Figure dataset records
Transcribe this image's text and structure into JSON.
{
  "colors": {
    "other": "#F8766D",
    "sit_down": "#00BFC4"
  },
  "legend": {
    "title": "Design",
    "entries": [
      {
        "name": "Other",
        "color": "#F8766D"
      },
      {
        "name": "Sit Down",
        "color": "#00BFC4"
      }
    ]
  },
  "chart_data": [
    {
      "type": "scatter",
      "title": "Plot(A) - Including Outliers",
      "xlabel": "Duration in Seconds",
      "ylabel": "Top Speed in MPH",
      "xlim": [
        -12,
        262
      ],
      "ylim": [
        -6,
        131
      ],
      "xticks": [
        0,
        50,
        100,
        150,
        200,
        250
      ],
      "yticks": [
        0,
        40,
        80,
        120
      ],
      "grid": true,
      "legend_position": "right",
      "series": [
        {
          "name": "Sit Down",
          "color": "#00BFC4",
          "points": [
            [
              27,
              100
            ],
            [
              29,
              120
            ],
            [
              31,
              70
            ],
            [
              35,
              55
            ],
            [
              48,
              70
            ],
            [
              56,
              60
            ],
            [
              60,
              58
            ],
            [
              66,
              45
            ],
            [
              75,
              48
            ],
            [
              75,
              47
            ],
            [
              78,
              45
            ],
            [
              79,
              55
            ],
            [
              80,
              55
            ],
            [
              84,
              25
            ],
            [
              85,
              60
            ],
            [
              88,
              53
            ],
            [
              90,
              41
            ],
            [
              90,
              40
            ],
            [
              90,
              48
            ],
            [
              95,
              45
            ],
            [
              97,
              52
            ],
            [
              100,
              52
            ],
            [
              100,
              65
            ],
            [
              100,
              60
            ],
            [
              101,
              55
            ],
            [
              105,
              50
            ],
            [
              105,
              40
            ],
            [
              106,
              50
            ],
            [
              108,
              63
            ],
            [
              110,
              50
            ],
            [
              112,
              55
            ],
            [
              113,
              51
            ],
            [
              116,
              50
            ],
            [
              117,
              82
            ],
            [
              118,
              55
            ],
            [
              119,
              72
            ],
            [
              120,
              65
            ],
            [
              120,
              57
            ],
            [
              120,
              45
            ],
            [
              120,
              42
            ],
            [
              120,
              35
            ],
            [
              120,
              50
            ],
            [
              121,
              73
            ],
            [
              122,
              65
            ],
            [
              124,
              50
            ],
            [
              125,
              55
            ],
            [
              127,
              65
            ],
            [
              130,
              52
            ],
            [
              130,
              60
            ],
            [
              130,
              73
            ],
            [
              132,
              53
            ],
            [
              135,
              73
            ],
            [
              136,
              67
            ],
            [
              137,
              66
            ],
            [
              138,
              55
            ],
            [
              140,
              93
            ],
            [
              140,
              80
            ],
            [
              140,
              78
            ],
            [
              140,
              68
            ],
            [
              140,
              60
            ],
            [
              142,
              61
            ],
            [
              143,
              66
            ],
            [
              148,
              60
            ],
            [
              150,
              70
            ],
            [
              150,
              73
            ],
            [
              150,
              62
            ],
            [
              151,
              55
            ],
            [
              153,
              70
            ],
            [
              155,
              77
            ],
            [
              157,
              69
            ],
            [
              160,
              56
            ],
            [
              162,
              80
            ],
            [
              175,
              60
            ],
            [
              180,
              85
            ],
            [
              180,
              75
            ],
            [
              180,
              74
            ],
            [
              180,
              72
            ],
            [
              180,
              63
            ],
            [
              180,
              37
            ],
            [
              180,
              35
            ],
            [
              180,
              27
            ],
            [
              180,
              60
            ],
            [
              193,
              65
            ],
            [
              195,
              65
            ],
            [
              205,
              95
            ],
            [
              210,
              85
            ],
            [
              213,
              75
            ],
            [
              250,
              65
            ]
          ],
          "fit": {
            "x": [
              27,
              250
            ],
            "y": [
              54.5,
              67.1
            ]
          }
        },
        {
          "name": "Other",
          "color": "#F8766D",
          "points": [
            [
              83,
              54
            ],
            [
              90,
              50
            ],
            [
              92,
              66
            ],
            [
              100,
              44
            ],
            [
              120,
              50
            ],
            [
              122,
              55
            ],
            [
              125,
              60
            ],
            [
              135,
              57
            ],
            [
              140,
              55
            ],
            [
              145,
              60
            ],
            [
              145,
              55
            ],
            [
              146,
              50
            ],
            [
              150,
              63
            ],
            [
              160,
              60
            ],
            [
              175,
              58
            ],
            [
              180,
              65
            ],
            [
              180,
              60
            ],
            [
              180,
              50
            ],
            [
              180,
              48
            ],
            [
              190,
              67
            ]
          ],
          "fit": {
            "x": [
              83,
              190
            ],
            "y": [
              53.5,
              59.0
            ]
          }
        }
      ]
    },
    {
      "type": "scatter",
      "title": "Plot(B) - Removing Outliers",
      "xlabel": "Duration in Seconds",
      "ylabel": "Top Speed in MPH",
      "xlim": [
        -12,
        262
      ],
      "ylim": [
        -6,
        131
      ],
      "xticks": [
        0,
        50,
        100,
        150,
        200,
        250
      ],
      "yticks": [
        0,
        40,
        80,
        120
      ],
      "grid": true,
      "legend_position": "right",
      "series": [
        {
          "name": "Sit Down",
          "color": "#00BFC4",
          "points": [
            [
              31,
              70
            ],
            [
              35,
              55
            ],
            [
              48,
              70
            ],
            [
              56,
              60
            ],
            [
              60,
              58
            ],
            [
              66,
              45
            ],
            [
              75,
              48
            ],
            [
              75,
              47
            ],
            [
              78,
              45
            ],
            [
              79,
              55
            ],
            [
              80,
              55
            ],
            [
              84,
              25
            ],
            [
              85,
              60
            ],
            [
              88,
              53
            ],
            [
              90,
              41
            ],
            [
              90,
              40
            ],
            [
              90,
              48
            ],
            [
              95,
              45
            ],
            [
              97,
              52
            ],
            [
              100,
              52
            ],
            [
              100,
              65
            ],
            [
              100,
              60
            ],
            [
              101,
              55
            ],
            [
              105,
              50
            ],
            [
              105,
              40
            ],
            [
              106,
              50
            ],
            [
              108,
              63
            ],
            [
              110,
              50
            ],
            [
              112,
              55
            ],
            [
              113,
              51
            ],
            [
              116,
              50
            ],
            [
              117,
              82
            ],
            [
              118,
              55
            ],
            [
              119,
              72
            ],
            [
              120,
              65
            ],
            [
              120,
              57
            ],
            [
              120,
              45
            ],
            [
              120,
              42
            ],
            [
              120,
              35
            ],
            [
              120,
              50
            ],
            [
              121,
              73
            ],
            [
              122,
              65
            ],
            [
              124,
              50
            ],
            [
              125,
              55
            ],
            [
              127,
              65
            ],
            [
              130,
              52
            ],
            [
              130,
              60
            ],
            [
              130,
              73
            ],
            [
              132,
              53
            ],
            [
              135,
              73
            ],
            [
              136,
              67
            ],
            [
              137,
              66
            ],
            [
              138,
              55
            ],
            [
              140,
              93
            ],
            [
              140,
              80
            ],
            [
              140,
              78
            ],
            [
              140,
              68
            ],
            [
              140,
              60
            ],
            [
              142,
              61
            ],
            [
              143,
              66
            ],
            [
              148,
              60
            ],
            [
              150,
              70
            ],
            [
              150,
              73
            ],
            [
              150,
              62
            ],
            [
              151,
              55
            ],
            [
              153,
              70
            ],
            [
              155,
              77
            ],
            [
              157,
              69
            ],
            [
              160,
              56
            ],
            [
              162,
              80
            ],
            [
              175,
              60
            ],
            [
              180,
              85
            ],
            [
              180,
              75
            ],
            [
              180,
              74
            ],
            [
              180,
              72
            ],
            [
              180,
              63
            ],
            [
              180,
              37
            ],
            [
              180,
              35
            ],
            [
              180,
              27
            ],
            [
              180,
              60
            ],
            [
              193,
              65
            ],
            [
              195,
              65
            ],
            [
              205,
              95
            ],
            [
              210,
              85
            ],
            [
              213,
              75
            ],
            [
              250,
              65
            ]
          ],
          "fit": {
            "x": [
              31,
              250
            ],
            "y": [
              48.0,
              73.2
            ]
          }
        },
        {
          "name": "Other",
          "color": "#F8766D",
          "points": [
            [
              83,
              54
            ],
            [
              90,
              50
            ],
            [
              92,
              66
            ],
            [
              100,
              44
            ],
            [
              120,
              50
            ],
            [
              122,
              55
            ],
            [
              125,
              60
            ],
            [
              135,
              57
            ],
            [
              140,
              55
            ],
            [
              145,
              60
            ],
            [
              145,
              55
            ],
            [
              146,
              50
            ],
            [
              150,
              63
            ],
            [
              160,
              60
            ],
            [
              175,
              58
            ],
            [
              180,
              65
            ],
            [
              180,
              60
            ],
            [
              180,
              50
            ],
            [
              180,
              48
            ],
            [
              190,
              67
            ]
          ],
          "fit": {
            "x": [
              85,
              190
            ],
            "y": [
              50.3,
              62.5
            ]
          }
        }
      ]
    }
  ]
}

* Given problem *
From the records, copy every line that has the string "Outliers" in it.

* Finished task *
      "title": "Plot(A) - Including Outliers",
      "title": "Plot(B) - Removing Outliers",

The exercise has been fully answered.